Only the pictures are to be left out; set down the rest of the records exactly.

•••••

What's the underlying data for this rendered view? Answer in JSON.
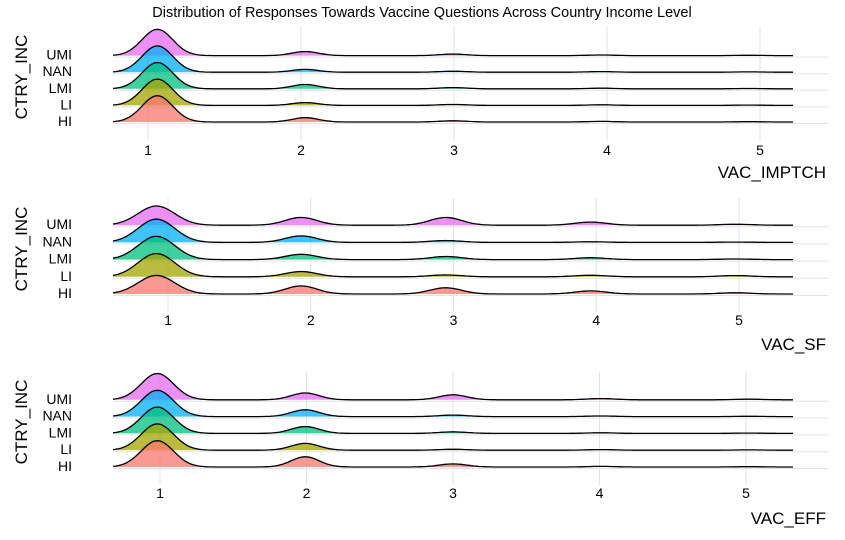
{
  "title": "Distribution of Responses Towards Vaccine Questions Across Country Income Level",
  "colors": {
    "HI": "#F8766D",
    "LI": "#A3A500",
    "LMI": "#00BF7D",
    "NAN": "#00B0F6",
    "UMI": "#E76BF3",
    "grid": "#e3e3e3",
    "outline": "#000000"
  },
  "chart_data": [
    {
      "type": "ridgeline",
      "xlabel": "VAC_IMPTCH",
      "ylabel": "CTRY_INC",
      "categories": [
        "HI",
        "LI",
        "LMI",
        "NAN",
        "UMI"
      ],
      "x_ticks": [
        1,
        2,
        3,
        4,
        5
      ],
      "xlim": [
        0.7,
        5.3
      ],
      "grid": true,
      "series": [
        {
          "name": "HI",
          "density": [
            0.85,
            0.14,
            0.04,
            0.02,
            0.01
          ]
        },
        {
          "name": "LI",
          "density": [
            0.85,
            0.09,
            0.03,
            0.02,
            0.01
          ]
        },
        {
          "name": "LMI",
          "density": [
            0.85,
            0.14,
            0.04,
            0.02,
            0.01
          ]
        },
        {
          "name": "NAN",
          "density": [
            0.85,
            0.09,
            0.03,
            0.02,
            0.01
          ]
        },
        {
          "name": "UMI",
          "density": [
            0.85,
            0.13,
            0.05,
            0.02,
            0.01
          ]
        }
      ]
    },
    {
      "type": "ridgeline",
      "xlabel": "VAC_SF",
      "ylabel": "CTRY_INC",
      "categories": [
        "HI",
        "LI",
        "LMI",
        "NAN",
        "UMI"
      ],
      "x_ticks": [
        1,
        2,
        3,
        4,
        5
      ],
      "xlim": [
        0.7,
        5.4
      ],
      "grid": true,
      "series": [
        {
          "name": "HI",
          "density": [
            0.6,
            0.26,
            0.2,
            0.1,
            0.04
          ]
        },
        {
          "name": "LI",
          "density": [
            0.75,
            0.17,
            0.06,
            0.05,
            0.04
          ]
        },
        {
          "name": "LMI",
          "density": [
            0.75,
            0.17,
            0.1,
            0.06,
            0.02
          ]
        },
        {
          "name": "NAN",
          "density": [
            0.75,
            0.21,
            0.06,
            0.02,
            0.01
          ]
        },
        {
          "name": "UMI",
          "density": [
            0.62,
            0.25,
            0.25,
            0.1,
            0.03
          ]
        }
      ]
    },
    {
      "type": "ridgeline",
      "xlabel": "VAC_EFF",
      "ylabel": "CTRY_INC",
      "categories": [
        "HI",
        "LI",
        "LMI",
        "NAN",
        "UMI"
      ],
      "x_ticks": [
        1,
        2,
        3,
        4,
        5
      ],
      "xlim": [
        0.7,
        5.3
      ],
      "grid": true,
      "series": [
        {
          "name": "HI",
          "density": [
            0.85,
            0.33,
            0.1,
            0.02,
            0.01
          ]
        },
        {
          "name": "LI",
          "density": [
            0.85,
            0.22,
            0.03,
            0.02,
            0.01
          ]
        },
        {
          "name": "LMI",
          "density": [
            0.85,
            0.22,
            0.05,
            0.02,
            0.01
          ]
        },
        {
          "name": "NAN",
          "density": [
            0.85,
            0.22,
            0.05,
            0.02,
            0.01
          ]
        },
        {
          "name": "UMI",
          "density": [
            0.85,
            0.22,
            0.16,
            0.04,
            0.02
          ]
        }
      ]
    }
  ]
}
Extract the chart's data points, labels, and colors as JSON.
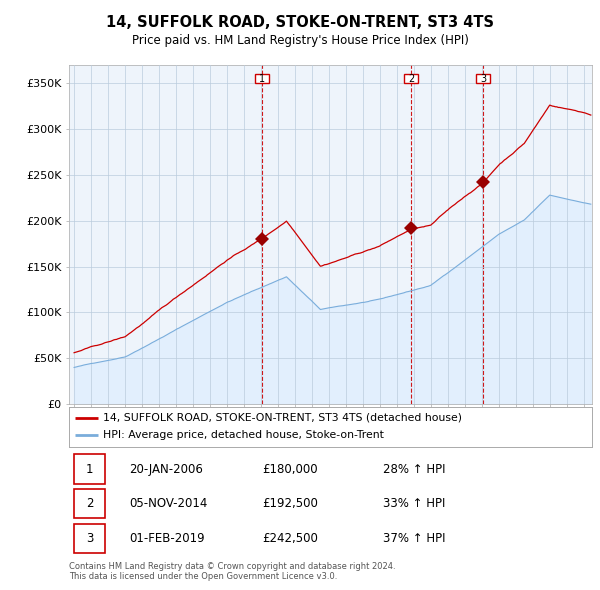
{
  "title": "14, SUFFOLK ROAD, STOKE-ON-TRENT, ST3 4TS",
  "subtitle": "Price paid vs. HM Land Registry's House Price Index (HPI)",
  "ylabel_ticks": [
    "£0",
    "£50K",
    "£100K",
    "£150K",
    "£200K",
    "£250K",
    "£300K",
    "£350K"
  ],
  "ytick_values": [
    0,
    50000,
    100000,
    150000,
    200000,
    250000,
    300000,
    350000
  ],
  "ylim": [
    0,
    370000
  ],
  "xlim_start": 1994.7,
  "xlim_end": 2025.5,
  "sale_color": "#cc0000",
  "hpi_color": "#7aaddb",
  "hpi_fill_color": "#ddeeff",
  "sale_dates": [
    2006.05,
    2014.84,
    2019.08
  ],
  "sale_prices": [
    180000,
    192500,
    242500
  ],
  "sale_labels": [
    "1",
    "2",
    "3"
  ],
  "legend_sale": "14, SUFFOLK ROAD, STOKE-ON-TRENT, ST3 4TS (detached house)",
  "legend_hpi": "HPI: Average price, detached house, Stoke-on-Trent",
  "table_data": [
    [
      "1",
      "20-JAN-2006",
      "£180,000",
      "28% ↑ HPI"
    ],
    [
      "2",
      "05-NOV-2014",
      "£192,500",
      "33% ↑ HPI"
    ],
    [
      "3",
      "01-FEB-2019",
      "£242,500",
      "37% ↑ HPI"
    ]
  ],
  "footer": "Contains HM Land Registry data © Crown copyright and database right 2024.\nThis data is licensed under the Open Government Licence v3.0.",
  "background_color": "#ffffff",
  "grid_color": "#cccccc"
}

•••••

FINISHED EXERCISE
What's the underlying data for this rendered view? Answer in JSON.
{
  "title": "Distribution of Responses Towards Vaccine Questions Across Country Income Level",
  "colors": {
    "HI": "#F8766D",
    "LI": "#A3A500",
    "LMI": "#00BF7D",
    "NAN": "#00B0F6",
    "UMI": "#E76BF3",
    "grid": "#e3e3e3",
    "outline": "#000000"
  },
  "chart_data": [
    {
      "type": "ridgeline",
      "xlabel": "VAC_IMPTCH",
      "ylabel": "CTRY_INC",
      "categories": [
        "HI",
        "LI",
        "LMI",
        "NAN",
        "UMI"
      ],
      "x_ticks": [
        1,
        2,
        3,
        4,
        5
      ],
      "xlim": [
        0.7,
        5.3
      ],
      "grid": true,
      "series": [
        {
          "name": "HI",
          "density": [
            0.85,
            0.14,
            0.04,
            0.02,
            0.01
          ]
        },
        {
          "name": "LI",
          "density": [
            0.85,
            0.09,
            0.03,
            0.02,
            0.01
          ]
        },
        {
          "name": "LMI",
          "density": [
            0.85,
            0.14,
            0.04,
            0.02,
            0.01
          ]
        },
        {
          "name": "NAN",
          "density": [
            0.85,
            0.09,
            0.03,
            0.02,
            0.01
          ]
        },
        {
          "name": "UMI",
          "density": [
            0.85,
            0.13,
            0.05,
            0.02,
            0.01
          ]
        }
      ]
    },
    {
      "type": "ridgeline",
      "xlabel": "VAC_SF",
      "ylabel": "CTRY_INC",
      "categories": [
        "HI",
        "LI",
        "LMI",
        "NAN",
        "UMI"
      ],
      "x_ticks": [
        1,
        2,
        3,
        4,
        5
      ],
      "xlim": [
        0.7,
        5.4
      ],
      "grid": true,
      "series": [
        {
          "name": "HI",
          "density": [
            0.6,
            0.26,
            0.2,
            0.1,
            0.04
          ]
        },
        {
          "name": "LI",
          "density": [
            0.75,
            0.17,
            0.06,
            0.05,
            0.04
          ]
        },
        {
          "name": "LMI",
          "density": [
            0.75,
            0.17,
            0.1,
            0.06,
            0.02
          ]
        },
        {
          "name": "NAN",
          "density": [
            0.75,
            0.21,
            0.06,
            0.02,
            0.01
          ]
        },
        {
          "name": "UMI",
          "density": [
            0.62,
            0.25,
            0.25,
            0.1,
            0.03
          ]
        }
      ]
    },
    {
      "type": "ridgeline",
      "xlabel": "VAC_EFF",
      "ylabel": "CTRY_INC",
      "categories": [
        "HI",
        "LI",
        "LMI",
        "NAN",
        "UMI"
      ],
      "x_ticks": [
        1,
        2,
        3,
        4,
        5
      ],
      "xlim": [
        0.7,
        5.3
      ],
      "grid": true,
      "series": [
        {
          "name": "HI",
          "density": [
            0.85,
            0.33,
            0.1,
            0.02,
            0.01
          ]
        },
        {
          "name": "LI",
          "density": [
            0.85,
            0.22,
            0.03,
            0.02,
            0.01
          ]
        },
        {
          "name": "LMI",
          "density": [
            0.85,
            0.22,
            0.05,
            0.02,
            0.01
          ]
        },
        {
          "name": "NAN",
          "density": [
            0.85,
            0.22,
            0.05,
            0.02,
            0.01
          ]
        },
        {
          "name": "UMI",
          "density": [
            0.85,
            0.22,
            0.16,
            0.04,
            0.02
          ]
        }
      ]
    }
  ]
}
Extract the chart's data points, labels, and colors as JSON.
{
  "title": "14, SUFFOLK ROAD, STOKE-ON-TRENT, ST3 4TS",
  "subtitle": "Price paid vs. HM Land Registry's House Price Index (HPI)",
  "ylabel_ticks": [
    "£0",
    "£50K",
    "£100K",
    "£150K",
    "£200K",
    "£250K",
    "£300K",
    "£350K"
  ],
  "ytick_values": [
    0,
    50000,
    100000,
    150000,
    200000,
    250000,
    300000,
    350000
  ],
  "ylim": [
    0,
    370000
  ],
  "xlim_start": 1994.7,
  "xlim_end": 2025.5,
  "sale_color": "#cc0000",
  "hpi_color": "#7aaddb",
  "hpi_fill_color": "#ddeeff",
  "sale_dates": [
    2006.05,
    2014.84,
    2019.08
  ],
  "sale_prices": [
    180000,
    192500,
    242500
  ],
  "sale_labels": [
    "1",
    "2",
    "3"
  ],
  "legend_sale": "14, SUFFOLK ROAD, STOKE-ON-TRENT, ST3 4TS (detached house)",
  "legend_hpi": "HPI: Average price, detached house, Stoke-on-Trent",
  "table_data": [
    [
      "1",
      "20-JAN-2006",
      "£180,000",
      "28% ↑ HPI"
    ],
    [
      "2",
      "05-NOV-2014",
      "£192,500",
      "33% ↑ HPI"
    ],
    [
      "3",
      "01-FEB-2019",
      "£242,500",
      "37% ↑ HPI"
    ]
  ],
  "footer": "Contains HM Land Registry data © Crown copyright and database right 2024.\nThis data is licensed under the Open Government Licence v3.0.",
  "background_color": "#ffffff",
  "grid_color": "#cccccc"
}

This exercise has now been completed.